-- Instructions to follow --
Keep only the lines of the data below that contain "accent", and copy them.

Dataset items
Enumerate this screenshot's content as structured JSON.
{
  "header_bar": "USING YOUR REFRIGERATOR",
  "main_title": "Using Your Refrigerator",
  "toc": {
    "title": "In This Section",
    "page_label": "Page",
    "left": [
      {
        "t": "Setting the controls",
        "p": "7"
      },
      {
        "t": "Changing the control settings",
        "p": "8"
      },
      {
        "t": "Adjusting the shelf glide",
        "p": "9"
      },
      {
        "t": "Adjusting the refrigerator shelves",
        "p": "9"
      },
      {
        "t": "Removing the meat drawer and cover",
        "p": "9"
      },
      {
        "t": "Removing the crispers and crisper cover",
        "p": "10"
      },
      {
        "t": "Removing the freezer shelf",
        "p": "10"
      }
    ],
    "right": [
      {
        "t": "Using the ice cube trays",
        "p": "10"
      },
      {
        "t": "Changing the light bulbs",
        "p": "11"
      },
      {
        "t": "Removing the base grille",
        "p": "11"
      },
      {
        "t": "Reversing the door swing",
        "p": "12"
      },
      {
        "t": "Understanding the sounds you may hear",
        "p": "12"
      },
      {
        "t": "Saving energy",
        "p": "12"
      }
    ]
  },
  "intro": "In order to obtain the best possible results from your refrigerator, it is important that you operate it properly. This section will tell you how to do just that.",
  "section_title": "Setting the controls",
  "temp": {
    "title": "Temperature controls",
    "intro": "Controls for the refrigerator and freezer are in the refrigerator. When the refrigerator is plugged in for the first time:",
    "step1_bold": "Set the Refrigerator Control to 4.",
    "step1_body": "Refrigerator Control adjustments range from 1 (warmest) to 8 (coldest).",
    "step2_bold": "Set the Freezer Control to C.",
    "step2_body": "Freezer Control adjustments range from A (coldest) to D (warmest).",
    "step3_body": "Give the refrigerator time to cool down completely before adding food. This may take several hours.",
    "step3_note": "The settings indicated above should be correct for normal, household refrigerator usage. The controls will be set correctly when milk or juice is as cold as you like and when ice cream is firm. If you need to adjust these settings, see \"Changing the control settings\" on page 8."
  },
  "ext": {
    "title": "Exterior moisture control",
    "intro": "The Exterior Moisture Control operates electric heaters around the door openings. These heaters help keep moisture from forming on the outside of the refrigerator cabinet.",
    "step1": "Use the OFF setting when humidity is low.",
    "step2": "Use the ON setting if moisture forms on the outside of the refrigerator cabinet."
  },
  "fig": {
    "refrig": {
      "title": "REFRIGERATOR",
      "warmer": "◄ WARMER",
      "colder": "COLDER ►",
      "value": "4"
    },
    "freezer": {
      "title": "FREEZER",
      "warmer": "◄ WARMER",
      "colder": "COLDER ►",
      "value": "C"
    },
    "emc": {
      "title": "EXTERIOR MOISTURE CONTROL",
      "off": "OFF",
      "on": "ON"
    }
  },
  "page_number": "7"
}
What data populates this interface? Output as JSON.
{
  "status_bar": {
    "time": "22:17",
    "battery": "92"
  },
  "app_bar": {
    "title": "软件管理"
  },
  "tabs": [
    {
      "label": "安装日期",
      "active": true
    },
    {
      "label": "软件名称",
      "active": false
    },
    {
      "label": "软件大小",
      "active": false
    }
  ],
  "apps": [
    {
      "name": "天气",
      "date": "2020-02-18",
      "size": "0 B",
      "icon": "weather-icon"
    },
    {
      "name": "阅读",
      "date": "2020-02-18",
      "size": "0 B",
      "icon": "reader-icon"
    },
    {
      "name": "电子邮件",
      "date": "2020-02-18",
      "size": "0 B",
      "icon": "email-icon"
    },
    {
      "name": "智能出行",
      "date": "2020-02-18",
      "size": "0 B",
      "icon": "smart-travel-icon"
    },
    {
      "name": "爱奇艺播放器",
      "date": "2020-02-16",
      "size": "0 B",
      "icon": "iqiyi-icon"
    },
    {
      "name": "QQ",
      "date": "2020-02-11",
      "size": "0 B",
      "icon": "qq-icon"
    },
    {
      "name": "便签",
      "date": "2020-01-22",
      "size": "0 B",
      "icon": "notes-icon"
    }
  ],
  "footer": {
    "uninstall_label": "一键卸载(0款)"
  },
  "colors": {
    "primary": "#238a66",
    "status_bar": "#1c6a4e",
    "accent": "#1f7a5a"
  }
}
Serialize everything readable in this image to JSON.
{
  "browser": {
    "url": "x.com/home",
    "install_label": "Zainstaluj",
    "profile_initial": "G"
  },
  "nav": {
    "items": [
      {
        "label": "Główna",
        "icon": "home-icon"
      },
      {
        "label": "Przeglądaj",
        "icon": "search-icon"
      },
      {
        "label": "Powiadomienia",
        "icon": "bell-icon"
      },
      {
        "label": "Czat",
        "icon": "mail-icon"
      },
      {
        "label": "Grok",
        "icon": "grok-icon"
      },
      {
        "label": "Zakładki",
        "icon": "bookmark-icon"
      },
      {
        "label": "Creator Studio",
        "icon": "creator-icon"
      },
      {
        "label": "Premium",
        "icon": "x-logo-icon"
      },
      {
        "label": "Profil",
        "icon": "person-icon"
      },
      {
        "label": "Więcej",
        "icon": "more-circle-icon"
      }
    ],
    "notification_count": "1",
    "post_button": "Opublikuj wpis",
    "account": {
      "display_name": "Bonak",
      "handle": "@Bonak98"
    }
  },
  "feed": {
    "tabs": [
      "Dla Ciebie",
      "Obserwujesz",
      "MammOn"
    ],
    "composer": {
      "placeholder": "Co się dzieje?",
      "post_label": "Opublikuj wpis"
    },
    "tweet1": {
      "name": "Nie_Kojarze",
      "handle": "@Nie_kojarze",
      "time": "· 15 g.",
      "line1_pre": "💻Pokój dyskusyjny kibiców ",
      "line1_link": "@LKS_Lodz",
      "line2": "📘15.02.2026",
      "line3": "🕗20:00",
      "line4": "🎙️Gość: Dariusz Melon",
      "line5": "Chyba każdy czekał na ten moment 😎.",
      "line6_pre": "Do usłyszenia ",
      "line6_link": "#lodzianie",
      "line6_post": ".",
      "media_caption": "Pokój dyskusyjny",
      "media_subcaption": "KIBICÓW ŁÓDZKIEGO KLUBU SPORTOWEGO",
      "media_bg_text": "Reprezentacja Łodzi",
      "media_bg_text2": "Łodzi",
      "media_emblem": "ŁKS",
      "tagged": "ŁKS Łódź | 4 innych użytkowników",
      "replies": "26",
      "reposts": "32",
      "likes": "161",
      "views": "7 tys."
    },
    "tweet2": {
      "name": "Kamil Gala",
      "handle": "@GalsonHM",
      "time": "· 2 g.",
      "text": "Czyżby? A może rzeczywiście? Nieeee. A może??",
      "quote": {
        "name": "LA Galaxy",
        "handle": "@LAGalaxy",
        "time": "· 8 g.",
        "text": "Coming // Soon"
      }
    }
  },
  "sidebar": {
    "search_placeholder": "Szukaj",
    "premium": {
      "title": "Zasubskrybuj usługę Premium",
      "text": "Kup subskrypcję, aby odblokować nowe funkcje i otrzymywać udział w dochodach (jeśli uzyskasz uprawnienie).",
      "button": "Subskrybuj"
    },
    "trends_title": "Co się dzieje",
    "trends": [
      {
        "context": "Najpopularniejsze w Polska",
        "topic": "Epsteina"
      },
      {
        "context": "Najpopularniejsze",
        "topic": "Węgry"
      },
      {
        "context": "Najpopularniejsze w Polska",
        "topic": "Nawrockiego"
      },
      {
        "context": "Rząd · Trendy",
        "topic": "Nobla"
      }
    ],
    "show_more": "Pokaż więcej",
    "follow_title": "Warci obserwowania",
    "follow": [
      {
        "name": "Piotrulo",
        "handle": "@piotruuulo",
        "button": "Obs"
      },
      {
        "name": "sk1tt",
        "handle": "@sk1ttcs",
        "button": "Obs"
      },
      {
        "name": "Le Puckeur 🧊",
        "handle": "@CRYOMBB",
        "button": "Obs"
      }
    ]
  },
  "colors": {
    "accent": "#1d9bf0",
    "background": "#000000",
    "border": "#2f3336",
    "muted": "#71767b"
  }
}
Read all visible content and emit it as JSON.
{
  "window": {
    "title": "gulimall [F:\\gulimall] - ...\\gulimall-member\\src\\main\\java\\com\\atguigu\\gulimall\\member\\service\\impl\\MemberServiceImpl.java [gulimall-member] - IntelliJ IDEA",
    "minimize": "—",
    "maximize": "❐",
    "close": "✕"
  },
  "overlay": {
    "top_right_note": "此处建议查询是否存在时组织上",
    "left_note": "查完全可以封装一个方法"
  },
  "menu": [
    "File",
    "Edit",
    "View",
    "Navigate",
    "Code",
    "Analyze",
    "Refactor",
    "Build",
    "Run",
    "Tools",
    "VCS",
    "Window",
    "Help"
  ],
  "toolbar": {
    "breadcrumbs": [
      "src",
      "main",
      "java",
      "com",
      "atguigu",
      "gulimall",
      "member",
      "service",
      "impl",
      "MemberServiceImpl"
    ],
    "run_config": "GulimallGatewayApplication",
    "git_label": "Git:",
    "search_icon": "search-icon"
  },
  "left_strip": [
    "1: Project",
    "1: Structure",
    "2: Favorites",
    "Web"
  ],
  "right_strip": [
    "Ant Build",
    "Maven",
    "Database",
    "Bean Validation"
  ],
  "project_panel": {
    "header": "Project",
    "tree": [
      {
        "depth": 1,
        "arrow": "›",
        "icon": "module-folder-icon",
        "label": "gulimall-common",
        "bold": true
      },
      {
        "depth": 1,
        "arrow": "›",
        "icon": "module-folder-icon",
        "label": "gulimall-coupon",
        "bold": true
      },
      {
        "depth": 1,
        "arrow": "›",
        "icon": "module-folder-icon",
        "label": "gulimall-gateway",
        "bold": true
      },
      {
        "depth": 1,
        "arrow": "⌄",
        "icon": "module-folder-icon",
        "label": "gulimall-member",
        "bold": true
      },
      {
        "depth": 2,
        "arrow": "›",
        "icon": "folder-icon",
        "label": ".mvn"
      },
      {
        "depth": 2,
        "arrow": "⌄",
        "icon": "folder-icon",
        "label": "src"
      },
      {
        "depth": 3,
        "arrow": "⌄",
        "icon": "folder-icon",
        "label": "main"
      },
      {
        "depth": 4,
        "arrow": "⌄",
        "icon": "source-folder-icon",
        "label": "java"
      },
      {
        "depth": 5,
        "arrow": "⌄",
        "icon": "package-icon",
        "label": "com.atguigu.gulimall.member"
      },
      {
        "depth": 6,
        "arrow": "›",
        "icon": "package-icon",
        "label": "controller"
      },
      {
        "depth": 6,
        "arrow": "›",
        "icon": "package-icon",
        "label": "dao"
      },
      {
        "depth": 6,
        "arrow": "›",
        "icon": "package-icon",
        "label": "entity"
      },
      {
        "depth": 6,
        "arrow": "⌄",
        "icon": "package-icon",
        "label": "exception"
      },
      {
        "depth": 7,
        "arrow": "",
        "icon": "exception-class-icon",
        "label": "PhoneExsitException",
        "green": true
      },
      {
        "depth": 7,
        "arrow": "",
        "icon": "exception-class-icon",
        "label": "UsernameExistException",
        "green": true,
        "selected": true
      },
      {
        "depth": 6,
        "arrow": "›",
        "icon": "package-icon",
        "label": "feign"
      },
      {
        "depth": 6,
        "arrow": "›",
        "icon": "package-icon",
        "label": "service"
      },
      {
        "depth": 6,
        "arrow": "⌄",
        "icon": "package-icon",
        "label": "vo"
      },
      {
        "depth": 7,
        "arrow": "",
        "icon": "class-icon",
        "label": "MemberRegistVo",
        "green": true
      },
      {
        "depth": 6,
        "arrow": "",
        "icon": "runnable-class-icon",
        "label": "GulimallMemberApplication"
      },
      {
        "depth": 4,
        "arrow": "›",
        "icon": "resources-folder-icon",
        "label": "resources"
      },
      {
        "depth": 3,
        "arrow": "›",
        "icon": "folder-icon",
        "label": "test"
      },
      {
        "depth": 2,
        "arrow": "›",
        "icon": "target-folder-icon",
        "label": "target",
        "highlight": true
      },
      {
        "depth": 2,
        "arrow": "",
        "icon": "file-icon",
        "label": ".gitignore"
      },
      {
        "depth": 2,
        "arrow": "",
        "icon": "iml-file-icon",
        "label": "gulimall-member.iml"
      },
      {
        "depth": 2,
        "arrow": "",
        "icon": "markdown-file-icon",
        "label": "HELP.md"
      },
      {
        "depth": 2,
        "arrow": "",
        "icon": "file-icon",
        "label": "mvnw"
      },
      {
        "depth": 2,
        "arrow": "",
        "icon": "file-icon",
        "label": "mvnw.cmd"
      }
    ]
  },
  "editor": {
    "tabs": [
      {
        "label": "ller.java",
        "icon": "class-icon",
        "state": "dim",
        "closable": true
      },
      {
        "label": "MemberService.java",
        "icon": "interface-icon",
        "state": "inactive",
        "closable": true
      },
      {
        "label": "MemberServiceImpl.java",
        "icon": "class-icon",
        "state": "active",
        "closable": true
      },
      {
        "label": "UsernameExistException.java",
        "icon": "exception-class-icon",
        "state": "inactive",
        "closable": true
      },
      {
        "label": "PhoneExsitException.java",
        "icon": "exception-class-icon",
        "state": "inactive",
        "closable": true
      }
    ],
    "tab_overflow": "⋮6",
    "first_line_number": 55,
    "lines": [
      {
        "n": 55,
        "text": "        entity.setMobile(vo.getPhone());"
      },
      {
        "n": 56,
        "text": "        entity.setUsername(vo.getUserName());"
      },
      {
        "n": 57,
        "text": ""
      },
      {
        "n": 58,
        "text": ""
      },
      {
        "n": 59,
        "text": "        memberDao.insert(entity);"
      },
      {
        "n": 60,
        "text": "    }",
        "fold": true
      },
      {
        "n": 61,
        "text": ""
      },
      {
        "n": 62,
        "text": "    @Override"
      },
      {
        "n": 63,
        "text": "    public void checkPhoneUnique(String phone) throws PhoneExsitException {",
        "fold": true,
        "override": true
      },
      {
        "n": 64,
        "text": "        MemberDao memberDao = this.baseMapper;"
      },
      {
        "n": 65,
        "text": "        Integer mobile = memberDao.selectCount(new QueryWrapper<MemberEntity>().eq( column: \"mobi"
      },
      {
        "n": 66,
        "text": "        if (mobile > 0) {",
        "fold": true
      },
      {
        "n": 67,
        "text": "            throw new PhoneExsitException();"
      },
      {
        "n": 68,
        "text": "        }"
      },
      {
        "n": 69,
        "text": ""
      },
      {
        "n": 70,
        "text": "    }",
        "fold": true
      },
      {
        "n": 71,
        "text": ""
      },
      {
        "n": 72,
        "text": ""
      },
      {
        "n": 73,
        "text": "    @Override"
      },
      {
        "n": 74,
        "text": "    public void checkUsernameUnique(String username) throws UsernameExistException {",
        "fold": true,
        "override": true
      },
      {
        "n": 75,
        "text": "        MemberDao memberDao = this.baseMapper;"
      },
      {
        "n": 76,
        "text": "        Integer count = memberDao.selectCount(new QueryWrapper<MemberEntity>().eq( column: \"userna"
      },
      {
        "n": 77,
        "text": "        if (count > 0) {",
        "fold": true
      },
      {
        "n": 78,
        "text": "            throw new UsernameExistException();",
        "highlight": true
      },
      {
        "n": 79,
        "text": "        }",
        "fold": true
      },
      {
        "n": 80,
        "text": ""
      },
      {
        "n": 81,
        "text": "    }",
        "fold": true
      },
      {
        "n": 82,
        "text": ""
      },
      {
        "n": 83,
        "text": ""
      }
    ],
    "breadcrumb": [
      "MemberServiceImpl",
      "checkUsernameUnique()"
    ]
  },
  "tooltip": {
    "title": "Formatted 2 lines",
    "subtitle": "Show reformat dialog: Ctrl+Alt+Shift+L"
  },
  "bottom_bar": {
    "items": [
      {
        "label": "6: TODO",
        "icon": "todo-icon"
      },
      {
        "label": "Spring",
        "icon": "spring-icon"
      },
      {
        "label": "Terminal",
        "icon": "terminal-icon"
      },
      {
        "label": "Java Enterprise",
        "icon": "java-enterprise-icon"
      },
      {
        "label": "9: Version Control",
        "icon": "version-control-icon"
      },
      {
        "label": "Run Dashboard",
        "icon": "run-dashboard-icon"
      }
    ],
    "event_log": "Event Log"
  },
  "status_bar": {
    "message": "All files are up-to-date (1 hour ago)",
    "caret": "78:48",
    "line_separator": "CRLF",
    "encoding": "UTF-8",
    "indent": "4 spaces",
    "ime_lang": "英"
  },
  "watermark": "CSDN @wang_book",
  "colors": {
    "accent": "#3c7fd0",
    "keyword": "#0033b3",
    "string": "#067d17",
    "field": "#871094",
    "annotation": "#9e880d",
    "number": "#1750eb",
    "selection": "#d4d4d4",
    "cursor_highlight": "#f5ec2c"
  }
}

-- Final result --
    "accent": "#1f7a5a"
    "accent": "#1d9bf0",
    "accent": "#3c7fd0",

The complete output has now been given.